_Request_
Find the lines that contain the word "altra" and copy each one.

_Stored items_
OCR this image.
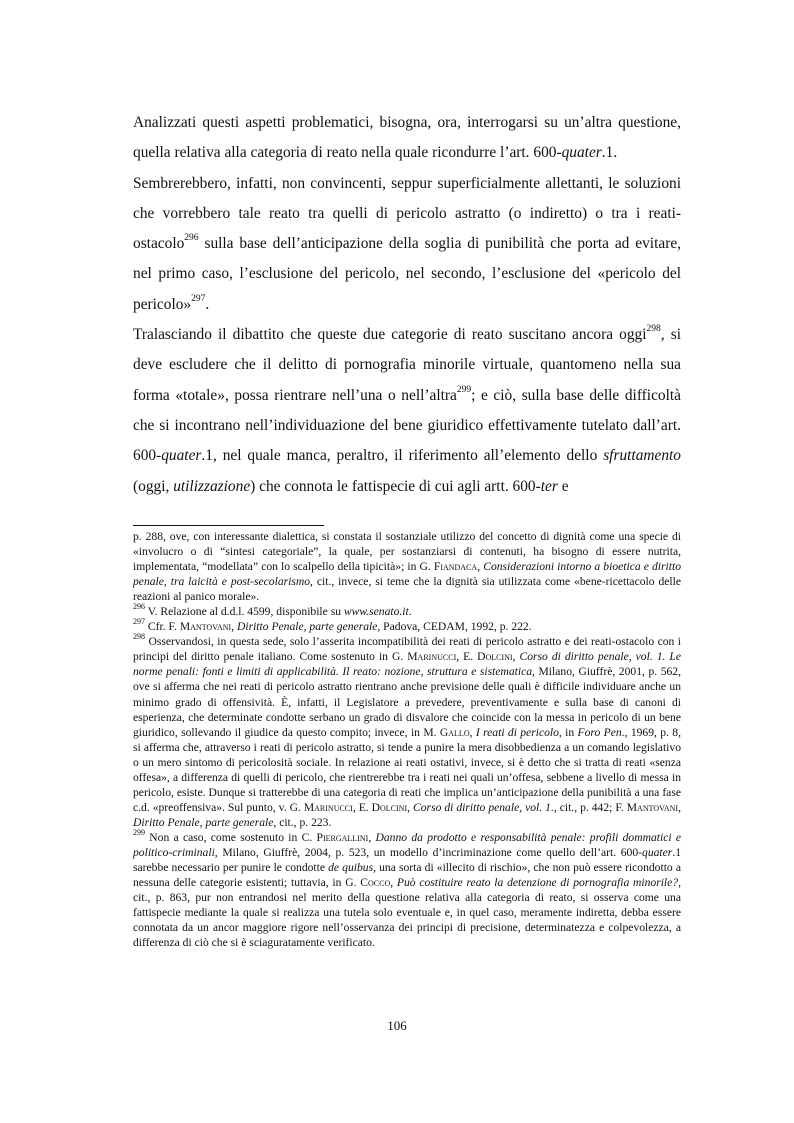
Analizzati questi aspetti problematici, bisogna, ora, interrogarsi su un’altra questione, quella relativa alla categoria di reato nella quale ricondurre l’art. 600-quater.1.

Sembrerebbero, infatti, non convincenti, seppur superficialmente allettanti, le soluzioni che vorrebbero tale reato tra quelli di pericolo astratto (o indiretto) o tra i reati-ostacolo$^{296}$ sulla base dell’anticipazione della soglia di punibilità che porta ad evitare, nel primo caso, l’esclusione del pericolo, nel secondo, l’esclusione del «pericolo del pericolo»$^{297}$.

Tralasciando il dibattito che queste due categorie di reato suscitano ancora oggi$^{298}$, si deve escludere che il delitto di pornografia minorile virtuale, quantomeno nella sua forma «totale», possa rientrare nell’una o nell’altra$^{299}$; e ciò, sulla base delle difficoltà che si incontrano nell’individuazione del bene giuridico effettivamente tutelato dall’art. 600-quater.1, nel quale manca, peraltro, il riferimento all’elemento dello sfruttamento (oggi, utilizzazione) che connota le fattispecie di cui agli artt. 600-ter e

p. 288, ove, con interessante dialettica, si constata il sostanziale utilizzo del concetto di dignità come una specie di «involucro o di “sintesi categoriale”, la quale, per sostanziarsi di contenuti, ha bisogno di essere nutrita, implementata, “modellata” con lo scalpello della tipicità»; in G. Fiandaca, Considerazioni intorno a bioetica e diritto penale, tra laicità e post-secolarismo, cit., invece, si teme che la dignità sia utilizzata come «bene-ricettacolo delle reazioni al panico morale».

$^{296}$ V. Relazione al d.d.l. 4599, disponibile su www.senato.it.

$^{297}$ Cfr. F. Mantovani, Diritto Penale, parte generale, Padova, CEDAM, 1992, p. 222.

$^{298}$ Osservandosi, in questa sede, solo l’asserita incompatibilità dei reati di pericolo astratto e dei reati-ostacolo con i principi del diritto penale italiano. Come sostenuto in G. Marinucci, E. Dolcini, Corso di diritto penale, vol. 1. Le norme penali: fonti e limiti di applicabilità. Il reato: nozione, struttura e sistematica, Milano, Giuffrè, 2001, p. 562, ove si afferma che nei reati di pericolo astratto rientrano anche previsione delle quali è difficile individuare anche un minimo grado di offensività. È, infatti, il Legislatore a prevedere, preventivamente e sulla base di canoni di esperienza, che determinate condotte serbano un grado di disvalore che coincide con la messa in pericolo di un bene giuridico, sollevando il giudice da questo compito; invece, in M. Gallo, I reati di pericolo, in Foro Pen., 1969, p. 8, si afferma che, attraverso i reati di pericolo astratto, si tende a punire la mera disobbedienza a un comando legislativo o un mero sintomo di pericolosità sociale. In relazione ai reati ostativi, invece, si è detto che si tratta di reati «senza offesa», a differenza di quelli di pericolo, che rientrerebbe tra i reati nei quali un’offesa, sebbene a livello di messa in pericolo, esiste. Dunque si tratterebbe di una categoria di reati che implica un’anticipazione della punibilità a una fase c.d. «preoffensiva». Sul punto, v. G. Marinucci, E. Dolcini, Corso di diritto penale, vol. 1., cit., p. 442; F. Mantovani, Diritto Penale, parte generale, cit., p. 223.

$^{299}$ Non a caso, come sostenuto in C. Piergallini, Danno da prodotto e responsabilità penale: profili dommatici e politico-criminali, Milano, Giuffrè, 2004, p. 523, un modello d’incriminazione come quello dell’art. 600-quater.1 sarebbe necessario per punire le condotte de quibus, una sorta di «illecito di rischio», che non può essere ricondotto a nessuna delle categorie esistenti; tuttavia, in G. Cocco, Può costituire reato la detenzione di pornografia minorile?, cit., p. 863, pur non entrandosi nel merito della questione relativa alla categoria di reato, si osserva come una fattispecie mediante la quale si realizza una tutela solo eventuale e, in quel caso, meramente indiretta, debba essere connotata da un ancor maggiore rigore nell’osservanza dei principi di precisione, determinatezza e colpevolezza, a differenza di ciò che si è sciaguratamente verificato.

106
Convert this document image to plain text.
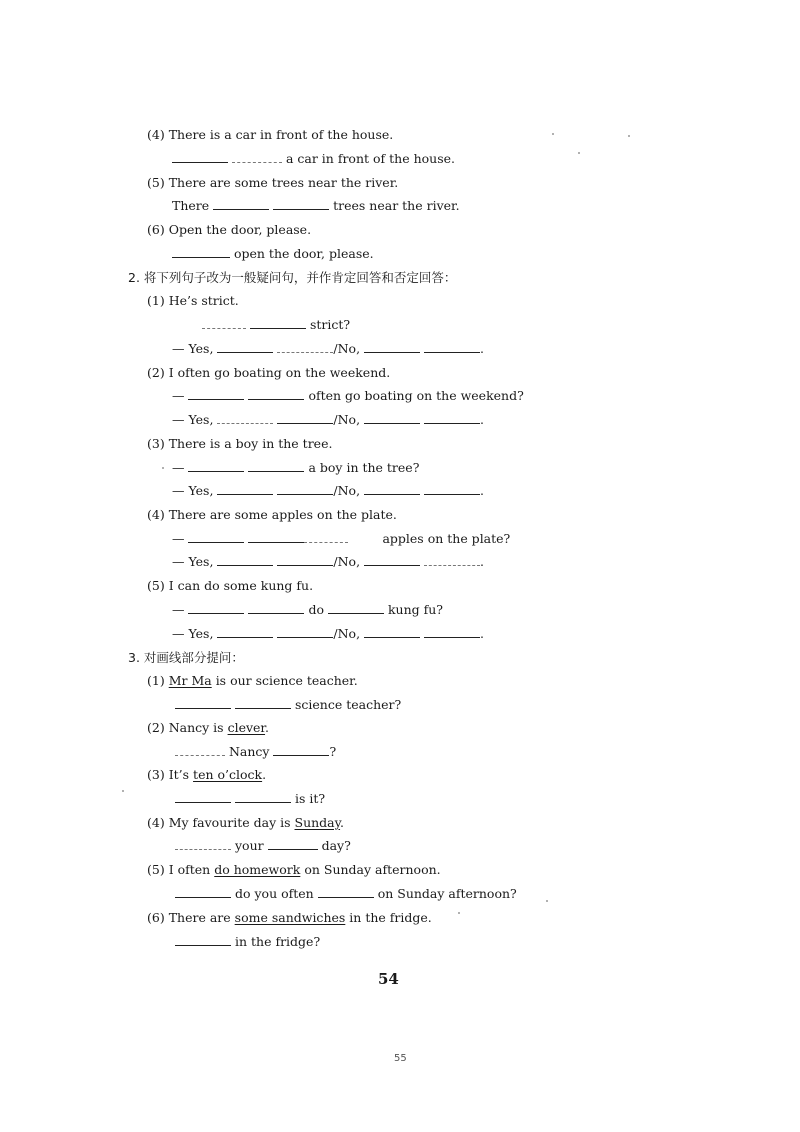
(4) There is a car in front of the house.
a car in front of the house.
(5) There are some trees near the river.
There	trees near the river.
(6) Open the door, please.
open the door, please.
2. 将下列句子改为一般疑问句，并作肯定回答和否定回答：
(1) He’s strict.
strict?
— Yes,	/No,	.
(2) I often go boating on the weekend.
—	often go boating on the weekend?
— Yes,	/No,	.
(3) There is a boy in the tree.
—	a boy in the tree?
— Yes,	/No,	.
(4) There are some apples on the plate.
—	apples on the plate?
— Yes,	/No,	.
(5) I can do some kung fu.
—	do	kung fu?
— Yes,	/No,	.
3. 对画线部分提问：
(1) Mr Ma is our science teacher.
science teacher?
(2) Nancy is clever.
Nancy	?
(3) It’s ten o’clock.
is it?
(4) My favourite day is Sunday.
your	day?
(5) I often do homework on Sunday afternoon.
do you often	on Sunday afternoon?
(6) There are some sandwiches in the fridge.
in the fridge?
54
55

_Output of the exercise_
Analizzati questi aspetti problematici, bisogna, ora, interrogarsi su un’altra questione, quella relativa alla categoria di reato nella quale ricondurre l’art. 600-quater.1.
Tralasciando il dibattito che queste due categorie di reato suscitano ancora oggi$^{298}$, si deve escludere che il delitto di pornografia minorile virtuale, quantomeno nella sua forma «totale», possa rientrare nell’una o nell’altra$^{299}$; e ciò, sulla base delle difficoltà che si incontrano nell’individuazione del bene giuridico effettivamente tutelato dall’art. 600-quater.1, nel quale manca, peraltro, il riferimento all’elemento dello sfruttamento (oggi, utilizzazione) che connota le fattispecie di cui agli artt. 600-ter e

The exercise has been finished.